*Exercise:*
Scan the entries for the string "камеры" and give the number of lines that have it, nothing further.

** Begin **

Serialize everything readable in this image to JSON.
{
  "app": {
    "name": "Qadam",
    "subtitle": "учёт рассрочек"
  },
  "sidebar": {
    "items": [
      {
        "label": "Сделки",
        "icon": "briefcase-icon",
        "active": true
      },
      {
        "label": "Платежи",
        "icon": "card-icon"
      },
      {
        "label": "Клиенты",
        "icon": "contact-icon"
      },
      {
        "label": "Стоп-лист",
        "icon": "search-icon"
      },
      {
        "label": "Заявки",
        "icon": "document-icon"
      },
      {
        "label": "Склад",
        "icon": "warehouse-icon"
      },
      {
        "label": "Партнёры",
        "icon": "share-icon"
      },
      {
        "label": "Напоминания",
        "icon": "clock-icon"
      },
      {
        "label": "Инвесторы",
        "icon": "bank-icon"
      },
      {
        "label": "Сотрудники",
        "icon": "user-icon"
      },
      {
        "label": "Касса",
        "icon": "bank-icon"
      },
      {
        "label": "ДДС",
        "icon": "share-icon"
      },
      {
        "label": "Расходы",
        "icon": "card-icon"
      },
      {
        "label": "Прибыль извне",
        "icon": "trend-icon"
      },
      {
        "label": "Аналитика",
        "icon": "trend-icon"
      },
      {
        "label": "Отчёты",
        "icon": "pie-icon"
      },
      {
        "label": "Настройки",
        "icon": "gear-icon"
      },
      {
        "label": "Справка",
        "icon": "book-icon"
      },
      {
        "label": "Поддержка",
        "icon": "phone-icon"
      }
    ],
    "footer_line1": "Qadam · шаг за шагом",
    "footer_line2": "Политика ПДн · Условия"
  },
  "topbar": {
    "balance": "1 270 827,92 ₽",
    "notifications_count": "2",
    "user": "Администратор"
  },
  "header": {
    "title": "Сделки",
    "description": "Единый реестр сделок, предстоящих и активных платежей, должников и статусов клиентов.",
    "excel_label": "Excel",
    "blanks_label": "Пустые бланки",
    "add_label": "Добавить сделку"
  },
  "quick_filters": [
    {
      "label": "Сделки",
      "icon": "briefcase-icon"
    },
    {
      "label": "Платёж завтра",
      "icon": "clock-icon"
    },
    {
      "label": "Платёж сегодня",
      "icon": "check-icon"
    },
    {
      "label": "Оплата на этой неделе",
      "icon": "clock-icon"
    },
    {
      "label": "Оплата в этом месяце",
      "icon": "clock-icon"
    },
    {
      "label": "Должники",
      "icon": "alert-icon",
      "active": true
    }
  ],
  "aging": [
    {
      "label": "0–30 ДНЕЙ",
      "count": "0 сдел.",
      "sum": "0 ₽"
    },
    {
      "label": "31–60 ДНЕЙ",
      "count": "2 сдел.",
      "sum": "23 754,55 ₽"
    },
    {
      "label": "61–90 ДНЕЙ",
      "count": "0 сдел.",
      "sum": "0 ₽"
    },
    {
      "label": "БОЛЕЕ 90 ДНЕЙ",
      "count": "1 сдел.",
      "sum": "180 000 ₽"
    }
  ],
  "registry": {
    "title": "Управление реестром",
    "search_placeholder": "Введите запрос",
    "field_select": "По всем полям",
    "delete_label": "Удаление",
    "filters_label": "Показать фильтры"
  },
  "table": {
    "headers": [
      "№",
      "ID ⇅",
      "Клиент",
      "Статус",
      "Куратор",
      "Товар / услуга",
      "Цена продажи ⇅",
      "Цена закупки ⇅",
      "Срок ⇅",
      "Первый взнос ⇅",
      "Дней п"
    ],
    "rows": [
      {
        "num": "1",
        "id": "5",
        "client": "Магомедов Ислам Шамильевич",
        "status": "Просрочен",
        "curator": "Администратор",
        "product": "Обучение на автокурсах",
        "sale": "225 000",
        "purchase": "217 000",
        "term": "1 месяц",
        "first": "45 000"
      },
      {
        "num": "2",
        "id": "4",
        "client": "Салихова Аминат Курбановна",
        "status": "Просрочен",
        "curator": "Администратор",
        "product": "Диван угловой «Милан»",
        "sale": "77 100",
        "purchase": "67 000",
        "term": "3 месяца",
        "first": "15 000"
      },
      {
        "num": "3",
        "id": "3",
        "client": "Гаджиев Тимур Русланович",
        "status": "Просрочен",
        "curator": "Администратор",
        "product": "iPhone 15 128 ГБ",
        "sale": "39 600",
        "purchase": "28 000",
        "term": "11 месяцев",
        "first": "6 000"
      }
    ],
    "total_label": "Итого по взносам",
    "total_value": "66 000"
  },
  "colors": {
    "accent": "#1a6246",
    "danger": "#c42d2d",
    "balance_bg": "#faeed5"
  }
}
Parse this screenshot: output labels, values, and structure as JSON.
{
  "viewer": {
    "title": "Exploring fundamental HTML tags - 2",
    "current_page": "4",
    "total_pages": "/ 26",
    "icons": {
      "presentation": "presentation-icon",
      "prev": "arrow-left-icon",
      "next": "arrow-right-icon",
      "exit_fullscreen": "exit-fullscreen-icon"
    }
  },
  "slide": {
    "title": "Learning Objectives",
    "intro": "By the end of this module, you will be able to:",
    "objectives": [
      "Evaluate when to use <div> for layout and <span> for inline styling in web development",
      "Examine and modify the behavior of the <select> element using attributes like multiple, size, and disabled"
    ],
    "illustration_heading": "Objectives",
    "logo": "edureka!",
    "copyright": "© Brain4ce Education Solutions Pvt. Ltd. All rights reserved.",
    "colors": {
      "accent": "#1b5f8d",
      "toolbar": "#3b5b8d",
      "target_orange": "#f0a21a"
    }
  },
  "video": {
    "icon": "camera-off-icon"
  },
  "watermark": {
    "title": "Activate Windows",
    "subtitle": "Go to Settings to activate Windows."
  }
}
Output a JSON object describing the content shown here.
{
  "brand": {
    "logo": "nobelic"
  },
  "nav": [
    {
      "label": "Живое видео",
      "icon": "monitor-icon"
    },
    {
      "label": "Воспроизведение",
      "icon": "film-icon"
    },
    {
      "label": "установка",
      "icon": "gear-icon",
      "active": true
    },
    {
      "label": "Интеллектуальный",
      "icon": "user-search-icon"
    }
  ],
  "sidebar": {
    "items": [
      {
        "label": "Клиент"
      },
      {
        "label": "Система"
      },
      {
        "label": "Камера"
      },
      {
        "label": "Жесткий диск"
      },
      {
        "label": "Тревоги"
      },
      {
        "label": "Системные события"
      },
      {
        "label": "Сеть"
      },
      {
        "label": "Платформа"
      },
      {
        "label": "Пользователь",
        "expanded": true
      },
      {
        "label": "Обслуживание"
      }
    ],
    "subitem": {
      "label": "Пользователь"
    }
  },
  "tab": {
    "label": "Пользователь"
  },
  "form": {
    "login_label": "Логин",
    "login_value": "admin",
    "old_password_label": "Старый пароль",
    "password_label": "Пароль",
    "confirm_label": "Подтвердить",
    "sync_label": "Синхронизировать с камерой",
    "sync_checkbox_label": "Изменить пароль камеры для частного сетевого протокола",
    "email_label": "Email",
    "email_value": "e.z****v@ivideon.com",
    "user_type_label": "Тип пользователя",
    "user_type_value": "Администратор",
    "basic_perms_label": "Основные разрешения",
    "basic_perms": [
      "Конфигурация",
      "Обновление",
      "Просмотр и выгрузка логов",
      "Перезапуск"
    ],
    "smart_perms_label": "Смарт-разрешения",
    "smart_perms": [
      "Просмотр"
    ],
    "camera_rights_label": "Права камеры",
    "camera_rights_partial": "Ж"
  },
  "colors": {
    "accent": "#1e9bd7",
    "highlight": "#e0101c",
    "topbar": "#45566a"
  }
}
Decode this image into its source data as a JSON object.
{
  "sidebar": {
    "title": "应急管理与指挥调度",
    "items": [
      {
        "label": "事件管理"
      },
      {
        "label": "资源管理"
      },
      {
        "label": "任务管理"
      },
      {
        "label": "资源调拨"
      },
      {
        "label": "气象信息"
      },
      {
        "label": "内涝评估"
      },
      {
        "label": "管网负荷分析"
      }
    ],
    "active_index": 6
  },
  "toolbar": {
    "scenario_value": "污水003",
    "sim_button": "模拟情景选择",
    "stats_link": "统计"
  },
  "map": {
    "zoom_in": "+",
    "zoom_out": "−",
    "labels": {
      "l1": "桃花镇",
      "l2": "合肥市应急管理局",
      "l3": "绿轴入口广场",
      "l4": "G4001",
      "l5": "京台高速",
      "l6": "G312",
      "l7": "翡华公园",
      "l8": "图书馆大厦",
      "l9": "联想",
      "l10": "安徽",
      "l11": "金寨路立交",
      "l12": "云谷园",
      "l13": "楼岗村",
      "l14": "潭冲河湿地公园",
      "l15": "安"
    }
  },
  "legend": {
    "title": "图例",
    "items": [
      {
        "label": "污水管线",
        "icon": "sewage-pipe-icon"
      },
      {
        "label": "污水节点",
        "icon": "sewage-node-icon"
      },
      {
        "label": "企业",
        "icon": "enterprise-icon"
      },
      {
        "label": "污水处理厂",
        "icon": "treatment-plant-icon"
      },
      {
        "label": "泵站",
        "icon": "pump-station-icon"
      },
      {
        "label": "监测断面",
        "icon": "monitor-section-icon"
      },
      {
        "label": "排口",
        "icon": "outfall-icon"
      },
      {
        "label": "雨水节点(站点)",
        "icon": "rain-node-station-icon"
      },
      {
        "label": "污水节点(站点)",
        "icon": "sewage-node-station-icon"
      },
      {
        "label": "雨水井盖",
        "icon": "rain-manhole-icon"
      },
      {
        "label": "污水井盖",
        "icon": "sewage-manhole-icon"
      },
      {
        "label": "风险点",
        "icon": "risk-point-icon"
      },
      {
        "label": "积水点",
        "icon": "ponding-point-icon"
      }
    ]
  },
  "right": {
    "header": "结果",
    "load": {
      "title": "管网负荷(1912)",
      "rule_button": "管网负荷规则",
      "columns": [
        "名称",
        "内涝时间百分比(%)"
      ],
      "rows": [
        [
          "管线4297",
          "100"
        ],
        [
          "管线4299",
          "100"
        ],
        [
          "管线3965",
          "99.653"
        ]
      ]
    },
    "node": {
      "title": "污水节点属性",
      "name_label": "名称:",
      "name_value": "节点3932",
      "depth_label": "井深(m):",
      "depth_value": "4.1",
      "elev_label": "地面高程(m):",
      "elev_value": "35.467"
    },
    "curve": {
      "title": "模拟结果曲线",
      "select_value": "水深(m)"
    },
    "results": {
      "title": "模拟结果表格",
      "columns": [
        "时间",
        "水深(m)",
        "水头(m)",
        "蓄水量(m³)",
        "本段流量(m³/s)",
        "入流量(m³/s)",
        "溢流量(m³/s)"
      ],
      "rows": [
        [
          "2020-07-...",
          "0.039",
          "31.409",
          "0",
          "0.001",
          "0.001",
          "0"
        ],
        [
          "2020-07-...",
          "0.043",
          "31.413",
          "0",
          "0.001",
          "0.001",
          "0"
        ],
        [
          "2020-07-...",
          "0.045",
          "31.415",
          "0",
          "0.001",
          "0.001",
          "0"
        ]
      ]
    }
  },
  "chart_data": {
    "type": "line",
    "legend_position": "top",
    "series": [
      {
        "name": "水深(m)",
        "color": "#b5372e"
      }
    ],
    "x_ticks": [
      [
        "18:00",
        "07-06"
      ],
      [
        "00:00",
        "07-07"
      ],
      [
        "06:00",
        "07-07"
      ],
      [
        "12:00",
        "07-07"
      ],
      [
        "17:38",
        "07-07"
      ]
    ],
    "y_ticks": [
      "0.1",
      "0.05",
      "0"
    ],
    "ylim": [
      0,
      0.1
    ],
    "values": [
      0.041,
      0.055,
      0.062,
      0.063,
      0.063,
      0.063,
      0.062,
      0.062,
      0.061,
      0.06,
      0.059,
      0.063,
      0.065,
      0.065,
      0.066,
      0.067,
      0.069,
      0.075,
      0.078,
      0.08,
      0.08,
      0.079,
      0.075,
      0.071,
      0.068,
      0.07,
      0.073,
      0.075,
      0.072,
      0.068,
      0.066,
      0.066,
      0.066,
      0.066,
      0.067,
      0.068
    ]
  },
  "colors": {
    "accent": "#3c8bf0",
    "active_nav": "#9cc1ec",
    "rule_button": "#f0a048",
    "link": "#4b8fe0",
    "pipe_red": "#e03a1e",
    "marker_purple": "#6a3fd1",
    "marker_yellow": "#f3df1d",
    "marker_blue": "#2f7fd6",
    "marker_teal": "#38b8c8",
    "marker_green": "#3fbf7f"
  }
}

** End **

*Finished answer:*
2